* Start *

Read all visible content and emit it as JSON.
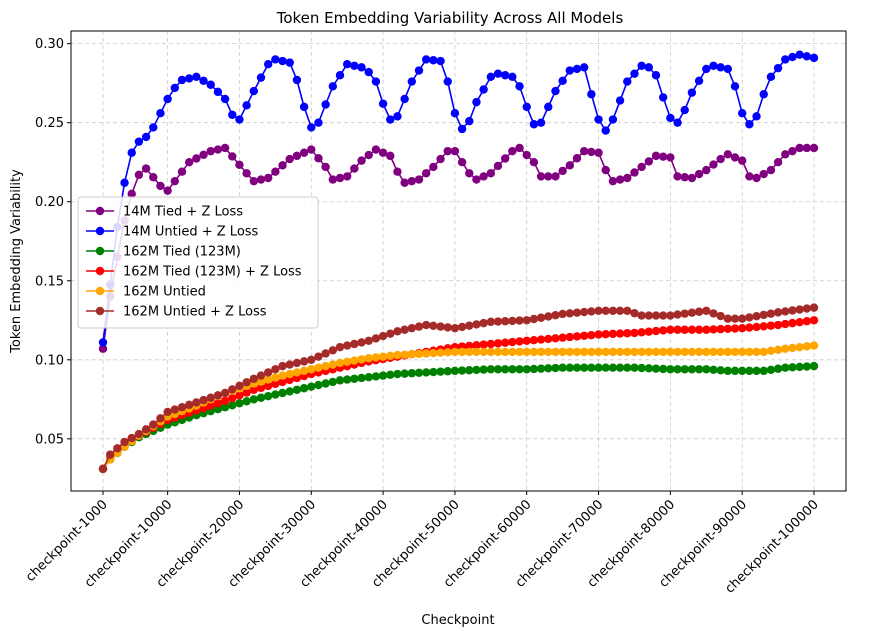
{
  "chart_data": {
    "type": "line",
    "title": "Token Embedding Variability Across All Models",
    "xlabel": "Checkpoint",
    "ylabel": "Token Embedding Variability",
    "categories": [
      "checkpoint-1000",
      "checkpoint-10000",
      "checkpoint-20000",
      "checkpoint-30000",
      "checkpoint-40000",
      "checkpoint-50000",
      "checkpoint-60000",
      "checkpoint-70000",
      "checkpoint-80000",
      "checkpoint-90000",
      "checkpoint-100000"
    ],
    "x_range": [
      1000,
      100000
    ],
    "x_step": 1000,
    "ylim": [
      0.017,
      0.308
    ],
    "yticks": [
      0.05,
      0.1,
      0.15,
      0.2,
      0.25,
      0.3
    ],
    "ytick_labels": [
      "0.05",
      "0.10",
      "0.15",
      "0.20",
      "0.25",
      "0.30"
    ],
    "grid": true,
    "legend_position": "center-left",
    "series": [
      {
        "name": "14M Tied + Z Loss",
        "color": "#800080",
        "control": [
          [
            1000,
            0.107
          ],
          [
            2000,
            0.14
          ],
          [
            3000,
            0.165
          ],
          [
            4000,
            0.188
          ],
          [
            5000,
            0.205
          ],
          [
            6000,
            0.217
          ],
          [
            7000,
            0.221
          ],
          [
            9000,
            0.21
          ],
          [
            10000,
            0.207
          ],
          [
            13000,
            0.225
          ],
          [
            16000,
            0.232
          ],
          [
            18000,
            0.234
          ],
          [
            21000,
            0.218
          ],
          [
            22000,
            0.213
          ],
          [
            24000,
            0.215
          ],
          [
            27000,
            0.227
          ],
          [
            30000,
            0.233
          ],
          [
            32000,
            0.222
          ],
          [
            33000,
            0.214
          ],
          [
            35000,
            0.216
          ],
          [
            37000,
            0.226
          ],
          [
            39000,
            0.233
          ],
          [
            41000,
            0.229
          ],
          [
            42000,
            0.219
          ],
          [
            43000,
            0.212
          ],
          [
            45000,
            0.214
          ],
          [
            47000,
            0.222
          ],
          [
            49000,
            0.232
          ],
          [
            50000,
            0.232
          ],
          [
            52000,
            0.218
          ],
          [
            53000,
            0.214
          ],
          [
            55000,
            0.218
          ],
          [
            58000,
            0.232
          ],
          [
            59000,
            0.234
          ],
          [
            61000,
            0.225
          ],
          [
            62000,
            0.216
          ],
          [
            64000,
            0.216
          ],
          [
            66000,
            0.223
          ],
          [
            68000,
            0.232
          ],
          [
            70000,
            0.231
          ],
          [
            71000,
            0.22
          ],
          [
            72000,
            0.213
          ],
          [
            74000,
            0.215
          ],
          [
            76000,
            0.222
          ],
          [
            78000,
            0.229
          ],
          [
            80000,
            0.228
          ],
          [
            81000,
            0.216
          ],
          [
            83000,
            0.215
          ],
          [
            85000,
            0.22
          ],
          [
            87000,
            0.227
          ],
          [
            88000,
            0.23
          ],
          [
            90000,
            0.226
          ],
          [
            91000,
            0.216
          ],
          [
            92000,
            0.215
          ],
          [
            94000,
            0.22
          ],
          [
            96000,
            0.23
          ],
          [
            98000,
            0.234
          ],
          [
            100000,
            0.234
          ]
        ]
      },
      {
        "name": "14M Untied + Z Loss",
        "color": "#0000ff",
        "control": [
          [
            1000,
            0.111
          ],
          [
            3000,
            0.184
          ],
          [
            4000,
            0.212
          ],
          [
            5000,
            0.231
          ],
          [
            6000,
            0.238
          ],
          [
            7000,
            0.241
          ],
          [
            8000,
            0.247
          ],
          [
            9000,
            0.256
          ],
          [
            10000,
            0.265
          ],
          [
            11000,
            0.272
          ],
          [
            12000,
            0.277
          ],
          [
            14000,
            0.279
          ],
          [
            16000,
            0.274
          ],
          [
            18000,
            0.265
          ],
          [
            19000,
            0.255
          ],
          [
            20000,
            0.252
          ],
          [
            22000,
            0.27
          ],
          [
            24000,
            0.287
          ],
          [
            25000,
            0.29
          ],
          [
            27000,
            0.288
          ],
          [
            28000,
            0.277
          ],
          [
            29000,
            0.26
          ],
          [
            30000,
            0.247
          ],
          [
            31000,
            0.25
          ],
          [
            33000,
            0.273
          ],
          [
            35000,
            0.287
          ],
          [
            37000,
            0.285
          ],
          [
            38000,
            0.282
          ],
          [
            39000,
            0.276
          ],
          [
            40000,
            0.262
          ],
          [
            41000,
            0.252
          ],
          [
            42000,
            0.254
          ],
          [
            44000,
            0.276
          ],
          [
            46000,
            0.29
          ],
          [
            48000,
            0.289
          ],
          [
            49000,
            0.276
          ],
          [
            50000,
            0.256
          ],
          [
            51000,
            0.246
          ],
          [
            52000,
            0.251
          ],
          [
            53000,
            0.263
          ],
          [
            55000,
            0.279
          ],
          [
            56000,
            0.281
          ],
          [
            58000,
            0.279
          ],
          [
            59000,
            0.273
          ],
          [
            60000,
            0.26
          ],
          [
            61000,
            0.249
          ],
          [
            62000,
            0.25
          ],
          [
            64000,
            0.27
          ],
          [
            66000,
            0.283
          ],
          [
            68000,
            0.285
          ],
          [
            69000,
            0.268
          ],
          [
            70000,
            0.252
          ],
          [
            71000,
            0.245
          ],
          [
            72000,
            0.252
          ],
          [
            74000,
            0.276
          ],
          [
            76000,
            0.286
          ],
          [
            77000,
            0.285
          ],
          [
            78000,
            0.28
          ],
          [
            79000,
            0.266
          ],
          [
            80000,
            0.253
          ],
          [
            81000,
            0.25
          ],
          [
            82000,
            0.258
          ],
          [
            83000,
            0.269
          ],
          [
            85000,
            0.284
          ],
          [
            86000,
            0.286
          ],
          [
            88000,
            0.284
          ],
          [
            89000,
            0.273
          ],
          [
            90000,
            0.256
          ],
          [
            91000,
            0.249
          ],
          [
            92000,
            0.254
          ],
          [
            93000,
            0.268
          ],
          [
            94000,
            0.279
          ],
          [
            96000,
            0.29
          ],
          [
            98000,
            0.293
          ],
          [
            100000,
            0.291
          ]
        ]
      },
      {
        "name": "162M Tied (123M)",
        "color": "#008000",
        "control": [
          [
            1000,
            0.031
          ],
          [
            2000,
            0.037
          ],
          [
            4000,
            0.045
          ],
          [
            6000,
            0.051
          ],
          [
            8000,
            0.055
          ],
          [
            10000,
            0.059
          ],
          [
            14000,
            0.065
          ],
          [
            18000,
            0.07
          ],
          [
            22000,
            0.075
          ],
          [
            26000,
            0.079
          ],
          [
            30000,
            0.083
          ],
          [
            34000,
            0.087
          ],
          [
            38000,
            0.089
          ],
          [
            42000,
            0.091
          ],
          [
            46000,
            0.092
          ],
          [
            50000,
            0.093
          ],
          [
            55000,
            0.094
          ],
          [
            60000,
            0.094
          ],
          [
            65000,
            0.095
          ],
          [
            70000,
            0.095
          ],
          [
            75000,
            0.095
          ],
          [
            80000,
            0.094
          ],
          [
            85000,
            0.094
          ],
          [
            88000,
            0.093
          ],
          [
            90000,
            0.093
          ],
          [
            93000,
            0.093
          ],
          [
            96000,
            0.095
          ],
          [
            100000,
            0.096
          ]
        ]
      },
      {
        "name": "162M Tied (123M) + Z Loss",
        "color": "#ff0000",
        "control": [
          [
            1000,
            0.031
          ],
          [
            2000,
            0.038
          ],
          [
            4000,
            0.046
          ],
          [
            6000,
            0.052
          ],
          [
            8000,
            0.057
          ],
          [
            10000,
            0.062
          ],
          [
            14000,
            0.068
          ],
          [
            18000,
            0.074
          ],
          [
            22000,
            0.081
          ],
          [
            26000,
            0.086
          ],
          [
            30000,
            0.091
          ],
          [
            34000,
            0.095
          ],
          [
            38000,
            0.099
          ],
          [
            42000,
            0.102
          ],
          [
            46000,
            0.105
          ],
          [
            50000,
            0.108
          ],
          [
            55000,
            0.11
          ],
          [
            60000,
            0.112
          ],
          [
            65000,
            0.114
          ],
          [
            70000,
            0.116
          ],
          [
            75000,
            0.117
          ],
          [
            80000,
            0.119
          ],
          [
            85000,
            0.119
          ],
          [
            90000,
            0.12
          ],
          [
            95000,
            0.122
          ],
          [
            100000,
            0.125
          ]
        ]
      },
      {
        "name": "162M Untied",
        "color": "#ffa500",
        "control": [
          [
            1000,
            0.031
          ],
          [
            2000,
            0.037
          ],
          [
            4000,
            0.045
          ],
          [
            6000,
            0.052
          ],
          [
            8000,
            0.058
          ],
          [
            10000,
            0.064
          ],
          [
            14000,
            0.071
          ],
          [
            18000,
            0.079
          ],
          [
            22000,
            0.085
          ],
          [
            26000,
            0.09
          ],
          [
            30000,
            0.094
          ],
          [
            34000,
            0.098
          ],
          [
            38000,
            0.101
          ],
          [
            42000,
            0.103
          ],
          [
            46000,
            0.104
          ],
          [
            50000,
            0.105
          ],
          [
            55000,
            0.105
          ],
          [
            60000,
            0.105
          ],
          [
            65000,
            0.105
          ],
          [
            70000,
            0.105
          ],
          [
            75000,
            0.105
          ],
          [
            80000,
            0.105
          ],
          [
            85000,
            0.105
          ],
          [
            90000,
            0.105
          ],
          [
            93000,
            0.105
          ],
          [
            96000,
            0.107
          ],
          [
            100000,
            0.109
          ]
        ]
      },
      {
        "name": "162M Untied + Z Loss",
        "color": "#a52a2a",
        "control": [
          [
            1000,
            0.031
          ],
          [
            2000,
            0.04
          ],
          [
            4000,
            0.048
          ],
          [
            6000,
            0.053
          ],
          [
            8000,
            0.059
          ],
          [
            10000,
            0.067
          ],
          [
            14000,
            0.073
          ],
          [
            18000,
            0.079
          ],
          [
            22000,
            0.088
          ],
          [
            26000,
            0.096
          ],
          [
            30000,
            0.1
          ],
          [
            34000,
            0.108
          ],
          [
            38000,
            0.112
          ],
          [
            42000,
            0.118
          ],
          [
            46000,
            0.122
          ],
          [
            50000,
            0.12
          ],
          [
            55000,
            0.124
          ],
          [
            60000,
            0.125
          ],
          [
            65000,
            0.129
          ],
          [
            70000,
            0.131
          ],
          [
            74000,
            0.131
          ],
          [
            76000,
            0.128
          ],
          [
            80000,
            0.128
          ],
          [
            85000,
            0.131
          ],
          [
            88000,
            0.126
          ],
          [
            90000,
            0.126
          ],
          [
            95000,
            0.13
          ],
          [
            100000,
            0.133
          ]
        ]
      }
    ]
  }
}
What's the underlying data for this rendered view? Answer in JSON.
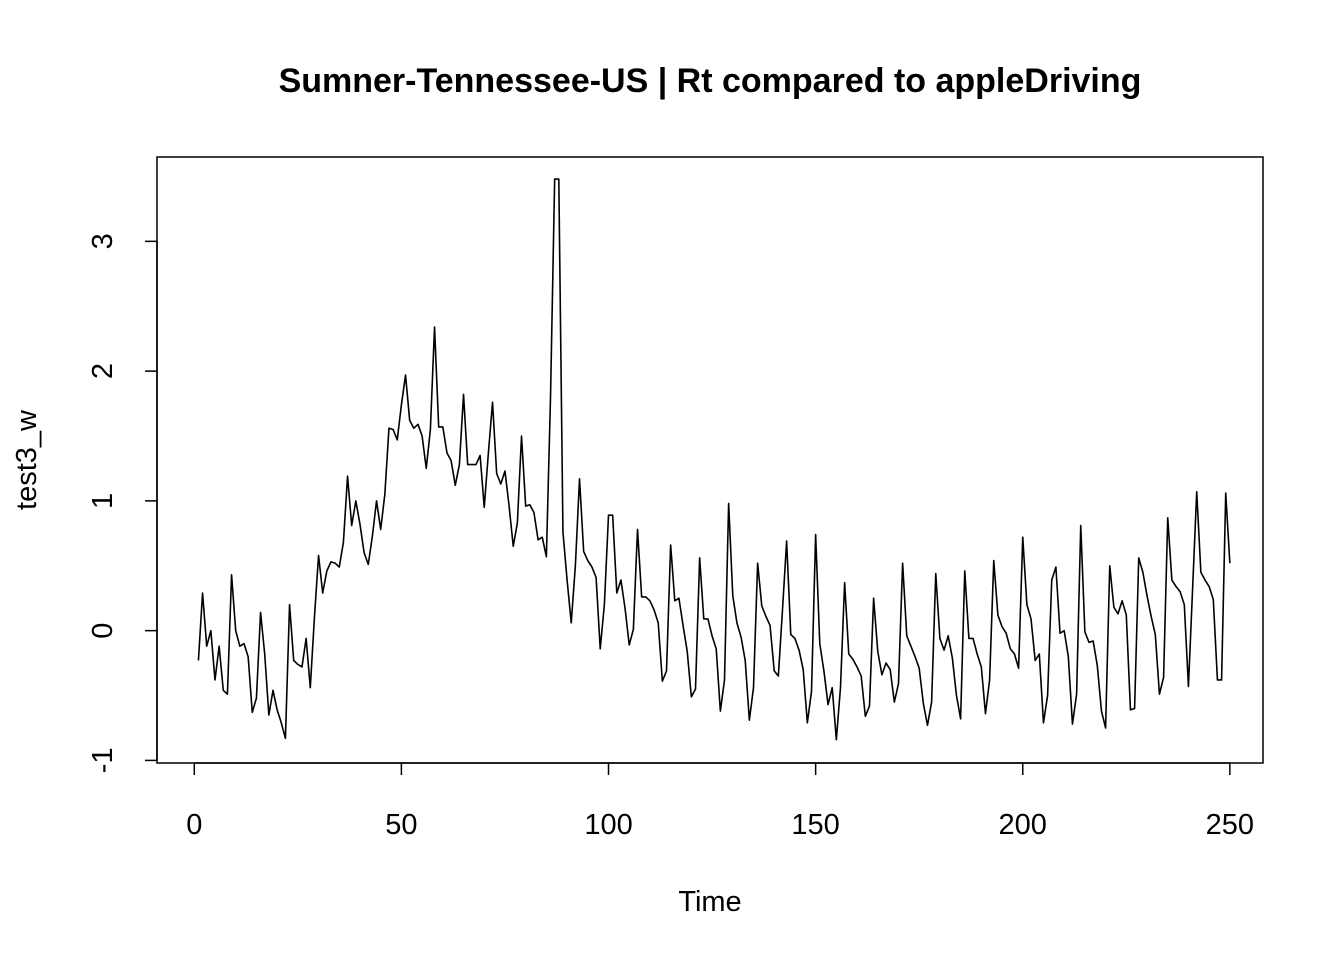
{
  "chart_data": {
    "type": "line",
    "title": "Sumner-Tennessee-US | Rt compared to appleDriving",
    "xlabel": "Time",
    "ylabel": "test3_w",
    "xlim": [
      -9,
      258
    ],
    "ylim": [
      -1.02,
      3.65
    ],
    "x_ticks": [
      0,
      50,
      100,
      150,
      200,
      250
    ],
    "y_ticks": [
      -1,
      0,
      1,
      2,
      3
    ],
    "x_tick_labels": [
      "0",
      "50",
      "100",
      "150",
      "200",
      "250"
    ],
    "y_tick_labels": [
      "-1",
      "0",
      "1",
      "2",
      "3"
    ],
    "grid": false,
    "x_start": 1,
    "series": [
      {
        "values": [
          -0.23,
          0.29,
          -0.12,
          0.0,
          -0.38,
          -0.12,
          -0.46,
          -0.49,
          0.43,
          0.0,
          -0.12,
          -0.1,
          -0.2,
          -0.63,
          -0.52,
          0.14,
          -0.18,
          -0.65,
          -0.46,
          -0.61,
          -0.71,
          -0.83,
          0.2,
          -0.23,
          -0.26,
          -0.28,
          -0.06,
          -0.44,
          0.1,
          0.58,
          0.29,
          0.46,
          0.53,
          0.52,
          0.49,
          0.68,
          1.19,
          0.81,
          1.0,
          0.82,
          0.6,
          0.51,
          0.73,
          1.0,
          0.78,
          1.05,
          1.56,
          1.55,
          1.47,
          1.74,
          1.97,
          1.62,
          1.56,
          1.59,
          1.5,
          1.25,
          1.55,
          2.34,
          1.57,
          1.57,
          1.37,
          1.31,
          1.12,
          1.28,
          1.82,
          1.28,
          1.28,
          1.28,
          1.35,
          0.95,
          1.37,
          1.76,
          1.21,
          1.13,
          1.23,
          0.96,
          0.65,
          0.83,
          1.5,
          0.96,
          0.97,
          0.91,
          0.7,
          0.72,
          0.57,
          1.8,
          3.48,
          3.48,
          0.76,
          0.39,
          0.06,
          0.5,
          1.17,
          0.61,
          0.54,
          0.49,
          0.41,
          -0.14,
          0.2,
          0.89,
          0.89,
          0.29,
          0.39,
          0.17,
          -0.11,
          0.01,
          0.78,
          0.26,
          0.26,
          0.23,
          0.16,
          0.06,
          -0.39,
          -0.31,
          0.66,
          0.23,
          0.25,
          0.04,
          -0.16,
          -0.51,
          -0.45,
          0.56,
          0.09,
          0.09,
          -0.04,
          -0.14,
          -0.62,
          -0.38,
          0.98,
          0.27,
          0.06,
          -0.05,
          -0.23,
          -0.69,
          -0.44,
          0.52,
          0.19,
          0.11,
          0.04,
          -0.31,
          -0.35,
          0.16,
          0.69,
          -0.03,
          -0.06,
          -0.15,
          -0.3,
          -0.71,
          -0.47,
          0.74,
          -0.1,
          -0.31,
          -0.57,
          -0.44,
          -0.84,
          -0.44,
          0.37,
          -0.18,
          -0.22,
          -0.28,
          -0.35,
          -0.66,
          -0.58,
          0.25,
          -0.16,
          -0.34,
          -0.25,
          -0.3,
          -0.55,
          -0.41,
          0.52,
          -0.04,
          -0.12,
          -0.2,
          -0.29,
          -0.56,
          -0.73,
          -0.55,
          0.44,
          -0.06,
          -0.15,
          -0.04,
          -0.21,
          -0.5,
          -0.68,
          0.46,
          -0.06,
          -0.06,
          -0.18,
          -0.28,
          -0.64,
          -0.38,
          0.54,
          0.12,
          0.03,
          -0.02,
          -0.14,
          -0.18,
          -0.29,
          0.72,
          0.2,
          0.09,
          -0.23,
          -0.18,
          -0.71,
          -0.5,
          0.39,
          0.49,
          -0.02,
          -0.0,
          -0.2,
          -0.72,
          -0.49,
          0.81,
          -0.01,
          -0.09,
          -0.08,
          -0.27,
          -0.62,
          -0.75,
          0.5,
          0.18,
          0.13,
          0.23,
          0.12,
          -0.61,
          -0.6,
          0.56,
          0.45,
          0.27,
          0.11,
          -0.03,
          -0.49,
          -0.36,
          0.87,
          0.39,
          0.34,
          0.3,
          0.2,
          -0.43,
          0.32,
          1.07,
          0.45,
          0.39,
          0.34,
          0.24,
          -0.38,
          -0.38,
          1.06,
          0.52
        ]
      }
    ]
  }
}
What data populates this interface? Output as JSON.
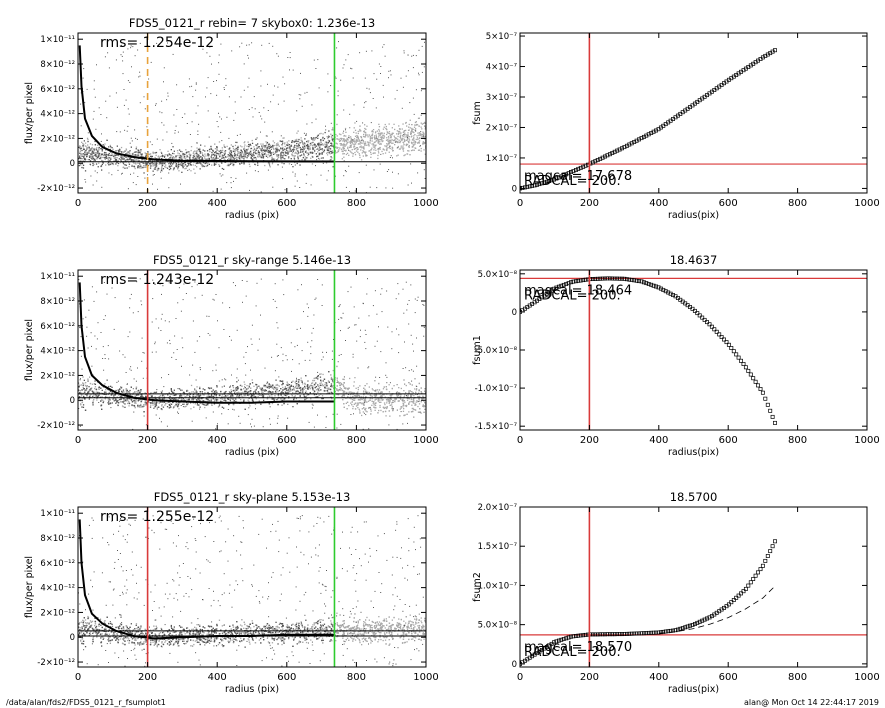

* End *

# Directions:
Among the entries above, identify all lines with "What" and copy them.

# Exercise solution:
What's the underlying data for this rendered view? Answer in JSON.
What data populates this interface? Output as JSON.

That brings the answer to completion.